- _Passage to read_:
╔══
1931 – President Herbert Hoover dedicates New York City’s iconic 102-story Empire State Building by symbolically pressing a button in Washington, D.C. that illuminates what is then the world’s tallest building. The art deco skyscraper, standing 1,250 feet tall, was built in just over a year at a cost of $41 million.

1941 – “Citizen Kane” opens in New York, and through the decades, is hailed as one of the greatest movies ever made. Written and directed by 26-year-old filmmaker Orson Welles (also the star), it chronicles the life of a newspaper magnate considered to be real-life publishing baron William Randolph Hearst. 

1958 – President Dwight Eisenhower proclaims Law Day to honor the role of law in the establishment of the United States of America. In 1961, Congress follows suit by passing a joint resolution establishing May 1 as Law Day.

1960 – An American U-2 spy plane is shot down over the Soviet Union, prompting cancellation of a planned summit between U.S. President Dwight Eisenhower and Soviet President Nikita Khrushchev.

1963 – Jim Whittaker of Washington State becomes the first American to reach the summit of Mt. Everest, the world’s tallest mountain.

1971 – The National Railroad Passenger Corporation (AMTRAK) introduces passenger rail service in the U.S. with 184 trains a day. The first train, the Clocker, rolls out of New York’s Penn Station bound for Philadelphia just after midnight. AMTRAK was created through the Rail Passenger Act of 1970 to salvage the nation’s struggling passenger rail services.

1997 – After 18 years of Conservative rule, British voters give the Labour Party, a landslide victory in British parliamentary elections. In the poorest Conservative Party showing since 1832, Prime Minister John Major is rejected in favor of Tony Blair, who at age 43 becomes the youngest British prime minister in more than a century.
╚══
- _Supplied data_:
╔══
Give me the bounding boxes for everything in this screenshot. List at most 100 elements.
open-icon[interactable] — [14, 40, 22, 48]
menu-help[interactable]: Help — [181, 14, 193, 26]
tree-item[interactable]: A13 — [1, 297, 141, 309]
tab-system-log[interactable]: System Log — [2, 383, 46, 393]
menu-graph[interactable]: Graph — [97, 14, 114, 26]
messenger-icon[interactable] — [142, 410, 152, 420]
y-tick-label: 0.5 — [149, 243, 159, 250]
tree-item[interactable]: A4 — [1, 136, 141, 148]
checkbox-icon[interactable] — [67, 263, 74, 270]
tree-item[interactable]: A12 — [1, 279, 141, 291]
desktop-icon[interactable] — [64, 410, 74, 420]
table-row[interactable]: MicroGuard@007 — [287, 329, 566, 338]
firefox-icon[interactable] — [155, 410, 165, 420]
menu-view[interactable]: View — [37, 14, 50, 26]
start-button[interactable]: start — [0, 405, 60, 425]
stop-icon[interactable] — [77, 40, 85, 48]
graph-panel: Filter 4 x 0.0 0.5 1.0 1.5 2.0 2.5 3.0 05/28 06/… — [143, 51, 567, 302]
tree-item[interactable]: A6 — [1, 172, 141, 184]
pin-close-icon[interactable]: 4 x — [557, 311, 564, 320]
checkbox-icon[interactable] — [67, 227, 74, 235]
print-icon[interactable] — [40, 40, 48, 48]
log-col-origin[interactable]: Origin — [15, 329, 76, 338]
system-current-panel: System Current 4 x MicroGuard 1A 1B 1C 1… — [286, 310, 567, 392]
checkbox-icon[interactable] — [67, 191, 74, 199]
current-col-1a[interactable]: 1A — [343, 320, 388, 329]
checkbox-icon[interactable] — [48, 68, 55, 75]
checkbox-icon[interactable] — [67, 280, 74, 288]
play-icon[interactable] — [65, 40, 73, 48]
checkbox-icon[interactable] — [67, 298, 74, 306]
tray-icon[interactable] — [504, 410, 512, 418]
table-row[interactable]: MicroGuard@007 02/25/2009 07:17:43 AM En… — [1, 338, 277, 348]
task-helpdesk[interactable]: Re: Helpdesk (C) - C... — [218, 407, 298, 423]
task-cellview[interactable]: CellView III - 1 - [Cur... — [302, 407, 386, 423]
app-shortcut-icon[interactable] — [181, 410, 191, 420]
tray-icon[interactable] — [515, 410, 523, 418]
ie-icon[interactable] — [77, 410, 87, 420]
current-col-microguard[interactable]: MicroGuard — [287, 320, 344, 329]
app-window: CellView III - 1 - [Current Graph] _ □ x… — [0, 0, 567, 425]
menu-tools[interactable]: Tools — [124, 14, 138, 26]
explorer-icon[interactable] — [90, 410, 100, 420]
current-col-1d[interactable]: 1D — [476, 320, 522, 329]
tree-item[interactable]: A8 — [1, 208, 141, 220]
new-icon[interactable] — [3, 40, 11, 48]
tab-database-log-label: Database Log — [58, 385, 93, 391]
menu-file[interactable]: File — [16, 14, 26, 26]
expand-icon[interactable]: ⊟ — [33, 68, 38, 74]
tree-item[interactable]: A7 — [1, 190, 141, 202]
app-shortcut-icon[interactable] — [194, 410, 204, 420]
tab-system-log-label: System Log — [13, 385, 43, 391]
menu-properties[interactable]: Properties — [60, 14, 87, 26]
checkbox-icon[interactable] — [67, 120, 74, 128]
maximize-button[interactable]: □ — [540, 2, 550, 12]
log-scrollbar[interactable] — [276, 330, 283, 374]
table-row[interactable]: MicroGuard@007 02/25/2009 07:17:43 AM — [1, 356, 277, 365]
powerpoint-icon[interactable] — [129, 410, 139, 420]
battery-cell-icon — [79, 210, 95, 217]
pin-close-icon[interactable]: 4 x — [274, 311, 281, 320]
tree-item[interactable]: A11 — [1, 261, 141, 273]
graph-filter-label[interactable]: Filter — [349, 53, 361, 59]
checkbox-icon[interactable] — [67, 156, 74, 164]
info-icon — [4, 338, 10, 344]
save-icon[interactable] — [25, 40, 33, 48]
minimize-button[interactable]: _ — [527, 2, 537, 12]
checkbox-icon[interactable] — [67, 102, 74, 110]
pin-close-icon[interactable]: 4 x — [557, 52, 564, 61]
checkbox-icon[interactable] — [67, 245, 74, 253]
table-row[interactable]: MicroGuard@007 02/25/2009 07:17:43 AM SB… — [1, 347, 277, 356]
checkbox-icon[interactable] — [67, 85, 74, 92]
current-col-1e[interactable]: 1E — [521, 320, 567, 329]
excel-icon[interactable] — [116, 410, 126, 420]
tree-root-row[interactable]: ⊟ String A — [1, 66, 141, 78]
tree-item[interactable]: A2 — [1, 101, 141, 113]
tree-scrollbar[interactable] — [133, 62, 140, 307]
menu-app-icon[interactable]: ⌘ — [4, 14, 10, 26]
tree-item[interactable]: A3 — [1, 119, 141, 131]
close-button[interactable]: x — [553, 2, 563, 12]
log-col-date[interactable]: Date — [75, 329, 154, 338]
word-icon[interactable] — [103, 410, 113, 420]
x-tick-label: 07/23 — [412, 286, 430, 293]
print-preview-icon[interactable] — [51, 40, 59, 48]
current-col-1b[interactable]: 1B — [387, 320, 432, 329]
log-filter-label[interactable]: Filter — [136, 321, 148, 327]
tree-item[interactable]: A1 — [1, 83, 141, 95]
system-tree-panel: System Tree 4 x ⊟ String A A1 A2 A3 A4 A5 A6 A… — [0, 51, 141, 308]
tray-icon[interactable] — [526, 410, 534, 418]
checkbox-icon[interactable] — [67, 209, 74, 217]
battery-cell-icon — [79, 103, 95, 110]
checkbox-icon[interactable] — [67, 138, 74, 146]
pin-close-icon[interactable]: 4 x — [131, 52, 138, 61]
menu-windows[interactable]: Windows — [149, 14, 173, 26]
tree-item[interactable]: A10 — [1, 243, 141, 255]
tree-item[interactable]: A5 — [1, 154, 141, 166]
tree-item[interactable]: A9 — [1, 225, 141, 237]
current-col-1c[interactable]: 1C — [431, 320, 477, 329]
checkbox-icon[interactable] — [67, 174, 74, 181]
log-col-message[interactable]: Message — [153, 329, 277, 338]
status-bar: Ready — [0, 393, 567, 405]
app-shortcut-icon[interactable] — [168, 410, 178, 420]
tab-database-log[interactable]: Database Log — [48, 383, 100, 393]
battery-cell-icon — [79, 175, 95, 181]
╚══
- _What this exercise asks_:
**a.** Answer from the historical timeline:
(i) How tall is the Empire State Building?
(ii) How many trains a day did AMTRAK start with when it introduced passenger rail service?
(iii) At what age did Tony Blair become British prime minister?
**b.** Duplicate the portion of the historical timeline that opens with the words containing "1958 – President" and closes with "as Law Day.".
**c.** List every year that begins an entry in the historical timeline.
The material has no connection to the historical timeline.

- _Responses_:
**a.**
(i) 1,250 feet
(ii) 184
(iii) 43

**b.**
1958 – President Dwight Eisenhower proclaims Law Day to honor the role of law in the establishment of the United States of America. In 1961, Congress follows suit by passing a joint resolution establishing May 1 as Law Day.

**c.** 1931, 1941, 1958, 1960, 1963, 1971, 1997